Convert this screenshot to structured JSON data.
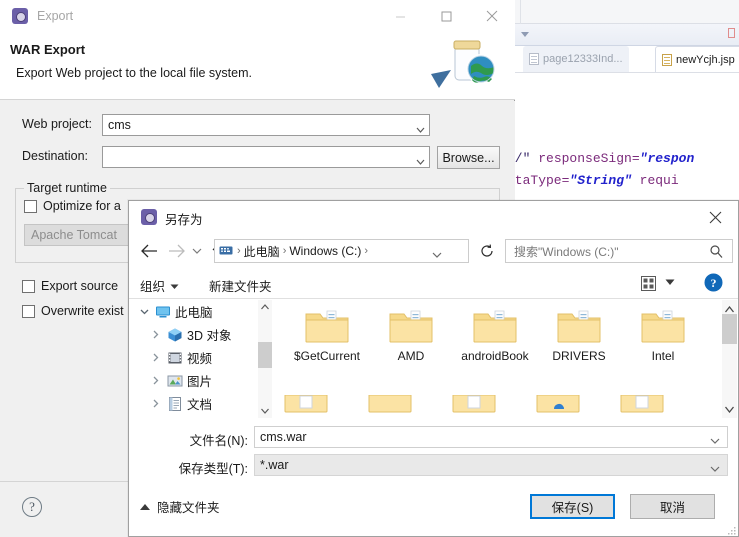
{
  "ide": {
    "tabs": [
      {
        "label": "page12333Ind...",
        "icon": "document-icon",
        "active": false
      },
      {
        "label": "newYcjh.jsp",
        "icon": "document-icon",
        "active": true
      }
    ],
    "code_lines": [
      {
        "segments": [
          {
            "text": "&/\" ",
            "cls": "c-plain"
          },
          {
            "text": "responseSign=",
            "cls": "c-attr"
          },
          {
            "text": "\"respon",
            "cls": "c-val"
          }
        ]
      },
      {
        "segments": [
          {
            "text": "ataType=",
            "cls": "c-attr"
          },
          {
            "text": "\"String\"",
            "cls": "c-val"
          },
          {
            "text": " requi",
            "cls": "c-attr"
          }
        ]
      }
    ]
  },
  "export_dialog": {
    "title": "Export",
    "title_icon": "eclipse-export-icon",
    "heading": "WAR Export",
    "subheading": "Export Web project to the local file system.",
    "graphic": "war-jar-globe-icon",
    "window_buttons": [
      {
        "name": "minimize-button",
        "glyph": "minimize"
      },
      {
        "name": "maximize-button",
        "glyph": "maximize"
      },
      {
        "name": "close-button",
        "glyph": "close"
      }
    ],
    "fields": {
      "web_project_label": "Web project:",
      "web_project_value": "cms",
      "destination_label": "Destination:",
      "destination_value": "",
      "destination_placeholder": "",
      "browse_label": "Browse..."
    },
    "target_runtime": {
      "group_title": "Target runtime",
      "optimize_label": "Optimize for a",
      "optimize_checked": false,
      "runtime_value": "Apache Tomcat "
    },
    "options": [
      {
        "label": "Export source ",
        "checked": false
      },
      {
        "label": "Overwrite exist",
        "checked": false
      }
    ],
    "help_glyph": "?"
  },
  "save_as_dialog": {
    "title": "另存为",
    "title_icon": "save-as-icon",
    "close_label": "✕",
    "nav": {
      "back_icon": "arrow-left-icon",
      "forward_icon": "arrow-right-icon",
      "recent_icon": "chevron-down-icon",
      "up_icon": "arrow-up-icon",
      "breadcrumb_root_icon": "drive-icon",
      "breadcrumb": [
        "此电脑",
        "Windows (C:)"
      ],
      "breadcrumb_caret": "chevron-down-icon",
      "refresh_icon": "refresh-icon",
      "search_placeholder": "搜索\"Windows (C:)\"",
      "search_icon": "search-icon"
    },
    "toolbar": {
      "organize_label": "组织",
      "organize_caret": "chevron-down-icon",
      "new_folder_label": "新建文件夹",
      "view_icon": "view-tiles-icon",
      "view_caret": "chevron-down-icon",
      "help_icon": "help-circle-icon"
    },
    "tree": [
      {
        "label": "此电脑",
        "icon": "computer-icon",
        "expanded": true,
        "indent": 0
      },
      {
        "label": "3D 对象",
        "icon": "3d-objects-icon",
        "expanded": false,
        "indent": 1
      },
      {
        "label": "视频",
        "icon": "videos-icon",
        "expanded": false,
        "indent": 1
      },
      {
        "label": "图片",
        "icon": "pictures-icon",
        "expanded": false,
        "indent": 1
      },
      {
        "label": "文档",
        "icon": "documents-icon",
        "expanded": false,
        "indent": 1
      }
    ],
    "files": [
      {
        "name": "$GetCurrent",
        "icon": "folder-icon"
      },
      {
        "name": "AMD",
        "icon": "folder-icon"
      },
      {
        "name": "androidBook",
        "icon": "folder-icon"
      },
      {
        "name": "DRIVERS",
        "icon": "folder-icon"
      },
      {
        "name": "Intel",
        "icon": "folder-icon"
      }
    ],
    "bottom": {
      "filename_label": "文件名(N):",
      "filename_value": "cms.war",
      "filetype_label": "保存类型(T):",
      "filetype_value": "*.war",
      "save_label": "保存(S)",
      "cancel_label": "取消",
      "hide_folders_label": "隐藏文件夹"
    }
  },
  "colors": {
    "accent": "#0078d7",
    "folder": "#f5d47f",
    "dialog_bg": "#f0f0f0",
    "code_attr": "#7b2a7b",
    "code_value": "#2222cc"
  }
}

====================

» **WHAT YOU SHOULD DO**
Except for the pictures, copy the material above exactly.

» **REPLY TO THE EXERCISE**
Convert this screenshot to structured JSON data.
{
  "ide": {
    "tabs": [
      {
        "label": "page12333Ind...",
        "icon": "document-icon",
        "active": false
      },
      {
        "label": "newYcjh.jsp",
        "icon": "document-icon",
        "active": true
      }
    ],
    "code_lines": [
      {
        "segments": [
          {
            "text": "&/\" ",
            "cls": "c-plain"
          },
          {
            "text": "responseSign=",
            "cls": "c-attr"
          },
          {
            "text": "\"respon",
            "cls": "c-val"
          }
        ]
      },
      {
        "segments": [
          {
            "text": "ataType=",
            "cls": "c-attr"
          },
          {
            "text": "\"String\"",
            "cls": "c-val"
          },
          {
            "text": " requi",
            "cls": "c-attr"
          }
        ]
      }
    ]
  },
  "export_dialog": {
    "title": "Export",
    "title_icon": "eclipse-export-icon",
    "heading": "WAR Export",
    "subheading": "Export Web project to the local file system.",
    "graphic": "war-jar-globe-icon",
    "window_buttons": [
      {
        "name": "minimize-button",
        "glyph": "minimize"
      },
      {
        "name": "maximize-button",
        "glyph": "maximize"
      },
      {
        "name": "close-button",
        "glyph": "close"
      }
    ],
    "fields": {
      "web_project_label": "Web project:",
      "web_project_value": "cms",
      "destination_label": "Destination:",
      "destination_value": "",
      "destination_placeholder": "",
      "browse_label": "Browse..."
    },
    "target_runtime": {
      "group_title": "Target runtime",
      "optimize_label": "Optimize for a",
      "optimize_checked": false,
      "runtime_value": "Apache Tomcat "
    },
    "options": [
      {
        "label": "Export source ",
        "checked": false
      },
      {
        "label": "Overwrite exist",
        "checked": false
      }
    ],
    "help_glyph": "?"
  },
  "save_as_dialog": {
    "title": "另存为",
    "title_icon": "save-as-icon",
    "close_label": "✕",
    "nav": {
      "back_icon": "arrow-left-icon",
      "forward_icon": "arrow-right-icon",
      "recent_icon": "chevron-down-icon",
      "up_icon": "arrow-up-icon",
      "breadcrumb_root_icon": "drive-icon",
      "breadcrumb": [
        "此电脑",
        "Windows (C:)"
      ],
      "breadcrumb_caret": "chevron-down-icon",
      "refresh_icon": "refresh-icon",
      "search_placeholder": "搜索\"Windows (C:)\"",
      "search_icon": "search-icon"
    },
    "toolbar": {
      "organize_label": "组织",
      "organize_caret": "chevron-down-icon",
      "new_folder_label": "新建文件夹",
      "view_icon": "view-tiles-icon",
      "view_caret": "chevron-down-icon",
      "help_icon": "help-circle-icon"
    },
    "tree": [
      {
        "label": "此电脑",
        "icon": "computer-icon",
        "expanded": true,
        "indent": 0
      },
      {
        "label": "3D 对象",
        "icon": "3d-objects-icon",
        "expanded": false,
        "indent": 1
      },
      {
        "label": "视频",
        "icon": "videos-icon",
        "expanded": false,
        "indent": 1
      },
      {
        "label": "图片",
        "icon": "pictures-icon",
        "expanded": false,
        "indent": 1
      },
      {
        "label": "文档",
        "icon": "documents-icon",
        "expanded": false,
        "indent": 1
      }
    ],
    "files": [
      {
        "name": "$GetCurrent",
        "icon": "folder-icon"
      },
      {
        "name": "AMD",
        "icon": "folder-icon"
      },
      {
        "name": "androidBook",
        "icon": "folder-icon"
      },
      {
        "name": "DRIVERS",
        "icon": "folder-icon"
      },
      {
        "name": "Intel",
        "icon": "folder-icon"
      }
    ],
    "bottom": {
      "filename_label": "文件名(N):",
      "filename_value": "cms.war",
      "filetype_label": "保存类型(T):",
      "filetype_value": "*.war",
      "save_label": "保存(S)",
      "cancel_label": "取消",
      "hide_folders_label": "隐藏文件夹"
    }
  },
  "colors": {
    "accent": "#0078d7",
    "folder": "#f5d47f",
    "dialog_bg": "#f0f0f0",
    "code_attr": "#7b2a7b",
    "code_value": "#2222cc"
  }
}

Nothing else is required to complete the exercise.